**TASK TO COMPLETE**. Of the lines in this material, how many contain "East"? Answer with a single number only.

**RECORD EXCERPTS**.
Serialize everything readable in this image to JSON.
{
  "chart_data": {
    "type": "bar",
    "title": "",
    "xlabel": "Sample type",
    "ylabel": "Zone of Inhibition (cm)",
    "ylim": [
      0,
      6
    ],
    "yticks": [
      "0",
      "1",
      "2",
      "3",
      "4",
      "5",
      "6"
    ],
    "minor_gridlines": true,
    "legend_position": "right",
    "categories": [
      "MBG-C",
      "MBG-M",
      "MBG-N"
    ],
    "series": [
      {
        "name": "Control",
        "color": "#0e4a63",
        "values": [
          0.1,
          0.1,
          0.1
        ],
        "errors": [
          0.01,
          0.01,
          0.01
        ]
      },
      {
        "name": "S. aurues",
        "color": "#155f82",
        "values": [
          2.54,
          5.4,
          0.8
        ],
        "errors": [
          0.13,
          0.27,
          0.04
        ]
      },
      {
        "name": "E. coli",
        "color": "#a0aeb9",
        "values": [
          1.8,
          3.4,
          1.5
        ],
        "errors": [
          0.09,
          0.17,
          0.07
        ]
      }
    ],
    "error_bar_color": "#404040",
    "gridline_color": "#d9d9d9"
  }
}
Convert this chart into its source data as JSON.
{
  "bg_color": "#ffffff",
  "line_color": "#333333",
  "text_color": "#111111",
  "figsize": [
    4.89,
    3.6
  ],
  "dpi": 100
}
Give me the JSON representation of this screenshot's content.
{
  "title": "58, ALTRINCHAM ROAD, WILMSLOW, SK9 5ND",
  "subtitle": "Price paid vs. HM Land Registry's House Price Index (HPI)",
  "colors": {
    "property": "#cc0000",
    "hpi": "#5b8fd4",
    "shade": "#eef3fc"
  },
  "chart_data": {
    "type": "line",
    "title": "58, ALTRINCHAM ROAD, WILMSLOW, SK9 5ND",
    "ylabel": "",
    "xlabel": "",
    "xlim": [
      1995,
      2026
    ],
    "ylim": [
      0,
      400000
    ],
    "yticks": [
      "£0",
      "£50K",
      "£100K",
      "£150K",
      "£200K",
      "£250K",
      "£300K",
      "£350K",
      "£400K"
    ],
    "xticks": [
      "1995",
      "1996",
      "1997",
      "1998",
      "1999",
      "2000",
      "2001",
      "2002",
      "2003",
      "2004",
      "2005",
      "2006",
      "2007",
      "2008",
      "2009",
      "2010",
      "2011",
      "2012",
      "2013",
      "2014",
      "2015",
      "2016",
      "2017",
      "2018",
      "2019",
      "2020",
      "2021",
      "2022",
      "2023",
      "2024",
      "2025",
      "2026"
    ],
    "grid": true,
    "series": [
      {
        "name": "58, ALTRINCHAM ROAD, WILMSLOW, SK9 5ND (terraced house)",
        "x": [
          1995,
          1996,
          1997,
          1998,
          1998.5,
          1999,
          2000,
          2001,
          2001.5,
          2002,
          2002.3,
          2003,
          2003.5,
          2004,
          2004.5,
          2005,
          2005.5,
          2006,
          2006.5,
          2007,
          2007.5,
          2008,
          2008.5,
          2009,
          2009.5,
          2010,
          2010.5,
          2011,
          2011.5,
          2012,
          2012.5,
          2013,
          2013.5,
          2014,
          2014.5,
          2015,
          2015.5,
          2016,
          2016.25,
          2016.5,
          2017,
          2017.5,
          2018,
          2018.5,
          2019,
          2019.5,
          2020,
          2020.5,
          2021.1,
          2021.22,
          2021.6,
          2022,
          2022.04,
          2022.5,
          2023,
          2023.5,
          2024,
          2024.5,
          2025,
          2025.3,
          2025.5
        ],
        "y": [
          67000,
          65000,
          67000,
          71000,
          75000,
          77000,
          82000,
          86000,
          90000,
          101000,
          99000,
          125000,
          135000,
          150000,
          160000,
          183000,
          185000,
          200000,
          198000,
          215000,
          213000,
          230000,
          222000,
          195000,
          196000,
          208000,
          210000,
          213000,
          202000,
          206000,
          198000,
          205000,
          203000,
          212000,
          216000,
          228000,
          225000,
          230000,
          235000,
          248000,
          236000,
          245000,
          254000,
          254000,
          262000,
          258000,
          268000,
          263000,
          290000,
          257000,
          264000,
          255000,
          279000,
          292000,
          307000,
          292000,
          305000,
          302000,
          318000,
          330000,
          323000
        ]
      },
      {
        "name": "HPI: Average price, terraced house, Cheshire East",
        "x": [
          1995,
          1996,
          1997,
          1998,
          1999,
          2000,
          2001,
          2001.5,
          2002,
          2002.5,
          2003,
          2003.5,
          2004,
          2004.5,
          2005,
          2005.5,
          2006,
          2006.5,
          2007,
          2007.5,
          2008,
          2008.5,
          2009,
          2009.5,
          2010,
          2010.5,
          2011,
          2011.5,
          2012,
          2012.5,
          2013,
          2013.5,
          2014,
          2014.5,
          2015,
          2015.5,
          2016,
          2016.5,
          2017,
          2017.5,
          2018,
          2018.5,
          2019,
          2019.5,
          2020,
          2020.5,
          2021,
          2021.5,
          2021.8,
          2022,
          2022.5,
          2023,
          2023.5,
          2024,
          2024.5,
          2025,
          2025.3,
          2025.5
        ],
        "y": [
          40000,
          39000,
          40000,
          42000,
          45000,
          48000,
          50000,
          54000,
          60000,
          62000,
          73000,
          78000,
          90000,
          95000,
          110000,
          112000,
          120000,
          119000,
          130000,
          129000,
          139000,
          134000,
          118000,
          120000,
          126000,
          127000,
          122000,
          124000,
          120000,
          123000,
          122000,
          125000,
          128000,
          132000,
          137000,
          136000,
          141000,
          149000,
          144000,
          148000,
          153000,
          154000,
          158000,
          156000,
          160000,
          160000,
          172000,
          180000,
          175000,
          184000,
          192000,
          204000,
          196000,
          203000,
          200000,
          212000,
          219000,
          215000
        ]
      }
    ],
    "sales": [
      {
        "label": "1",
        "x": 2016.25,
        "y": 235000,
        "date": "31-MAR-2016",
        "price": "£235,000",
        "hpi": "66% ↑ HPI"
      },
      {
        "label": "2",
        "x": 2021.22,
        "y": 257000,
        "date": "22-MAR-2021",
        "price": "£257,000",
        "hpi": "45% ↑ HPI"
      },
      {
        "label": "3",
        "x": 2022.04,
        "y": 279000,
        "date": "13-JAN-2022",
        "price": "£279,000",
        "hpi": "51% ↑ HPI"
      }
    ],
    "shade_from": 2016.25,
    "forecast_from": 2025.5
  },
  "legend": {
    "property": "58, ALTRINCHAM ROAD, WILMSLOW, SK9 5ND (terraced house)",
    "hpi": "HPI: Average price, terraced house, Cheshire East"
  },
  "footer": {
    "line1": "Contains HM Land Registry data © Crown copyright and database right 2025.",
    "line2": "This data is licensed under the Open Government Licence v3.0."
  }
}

**FINAL ANSWER**. 2